Images do not belong in the copy. Retype all the entries below exactly.

------------------------------------------------------------------------

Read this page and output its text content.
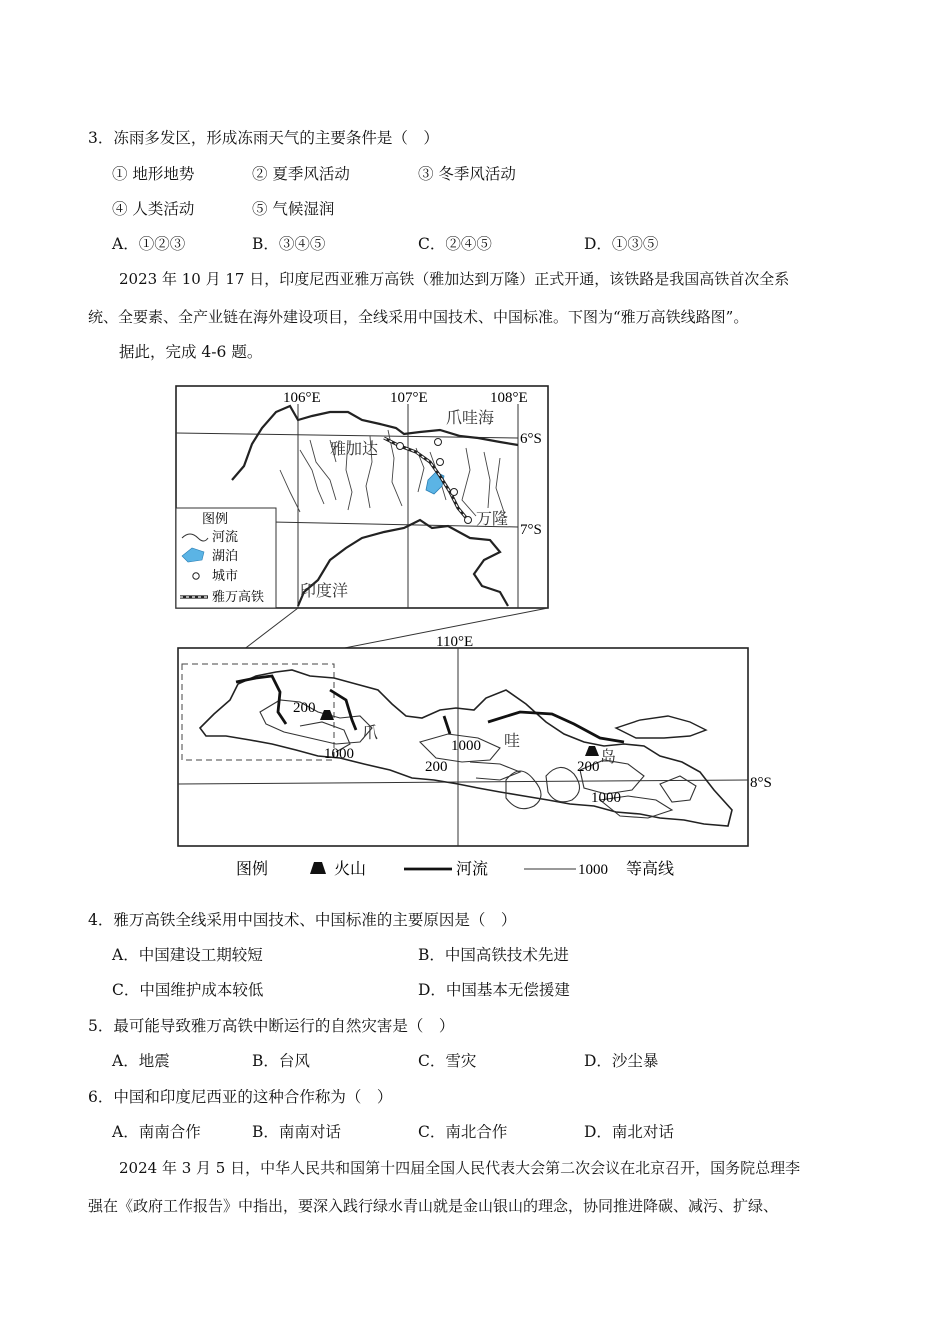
3．冻雨多发区，形成冻雨天气的主要条件是（　）
① 地形地势	② 夏季风活动	③ 冬季风活动
④ 人类活动	⑤ 气候湿润
A．①②③	B．③④⑤	C．②④⑤	D．①③⑤
2023 年 10 月 17 日，印度尼西亚雅万高铁（雅加达到万隆）正式开通，该铁路是我国高铁首次全系
统、全要素、全产业链在海外建设项目，全线采用中国技术、中国标准。下图为“雅万高铁线路图”。
据此，完成 4-6 题。
106°E	107°E	108°E
6°S
7°S
爪哇海
雅加达
万隆
印度洋
图例
河流
湖泊
城市
雅万高铁
110°E
8°S
200
1000	1000
200	200
1000
爪	哇
岛
图例	火山	河流	1000 等高线
4．雅万高铁全线采用中国技术、中国标准的主要原因是（　）
A．中国建设工期较短	B．中国高铁技术先进
C．中国维护成本较低	D．中国基本无偿援建
5．最可能导致雅万高铁中断运行的自然灾害是（　）
A．地震	B．台风	C．雪灾	D．沙尘暴
6．中国和印度尼西亚的这种合作称为（　）
A．南南合作	B．南南对话	C．南北合作	D．南北对话
2024 年 3 月 5 日，中华人民共和国第十四届全国人民代表大会第二次会议在北京召开，国务院总理李
强在《政府工作报告》中指出，要深入践行绿水青山就是金山银山的理念，协同推进降碳、减污、扩绿、
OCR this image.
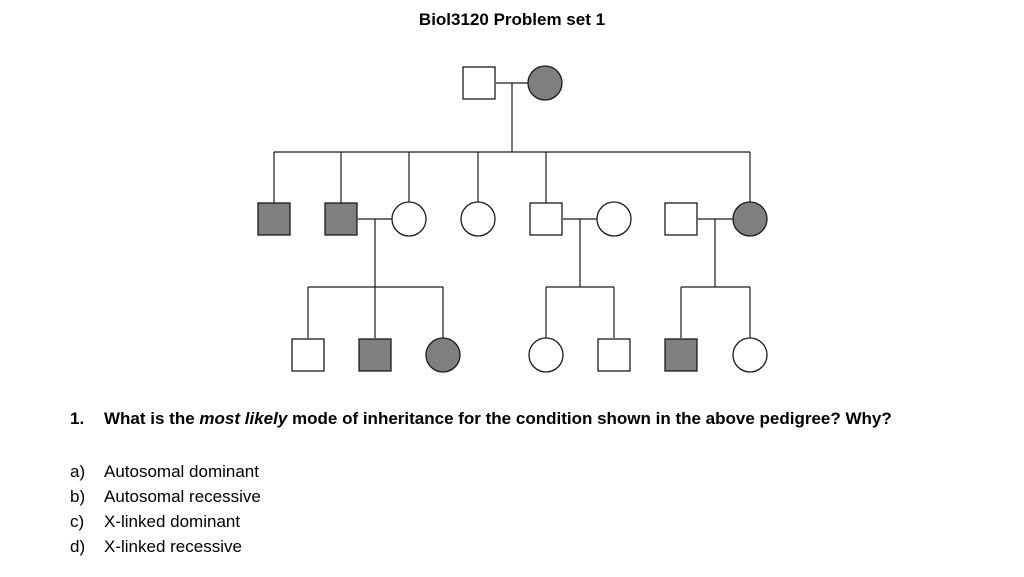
Biol3120 Problem set 1
1. What is the most likely mode of inheritance for the condition shown in the above pedigree? Why?
a) Autosomal dominant
b) Autosomal recessive
c) X-linked dominant
d) X-linked recessive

------------------------------------------------------------------------

* REPLY:
Read this page and output its text content.
3．冻雨多发区，形成冻雨天气的主要条件是（　）
① 地形地势	② 夏季风活动	③ 冬季风活动
④ 人类活动	⑤ 气候湿润
A．①②③	B．③④⑤	C．②④⑤	D．①③⑤
2023 年 10 月 17 日，印度尼西亚雅万高铁（雅加达到万隆）正式开通，该铁路是我国高铁首次全系
统、全要素、全产业链在海外建设项目，全线采用中国技术、中国标准。下图为“雅万高铁线路图”。
据此，完成 4-6 题。
106°E	107°E	108°E
6°S
7°S
爪哇海
雅加达
万隆
印度洋
图例
河流
湖泊
城市
雅万高铁
110°E
8°S
200
1000	1000
200	200
1000
爪	哇
岛
图例	火山	河流	1000 等高线
4．雅万高铁全线采用中国技术、中国标准的主要原因是（　）
A．中国建设工期较短	B．中国高铁技术先进
C．中国维护成本较低	D．中国基本无偿援建
5．最可能导致雅万高铁中断运行的自然灾害是（　）
A．地震	B．台风	C．雪灾	D．沙尘暴
6．中国和印度尼西亚的这种合作称为（　）
A．南南合作	B．南南对话	C．南北合作	D．南北对话
2024 年 3 月 5 日，中华人民共和国第十四届全国人民代表大会第二次会议在北京召开，国务院总理李
强在《政府工作报告》中指出，要深入践行绿水青山就是金山银山的理念，协同推进降碳、减污、扩绿、
OCR this image.
Biol3120 Problem set 1
1. What is the most likely mode of inheritance for the condition shown in the above pedigree? Why?
a) Autosomal dominant
b) Autosomal recessive
c) X-linked dominant
d) X-linked recessive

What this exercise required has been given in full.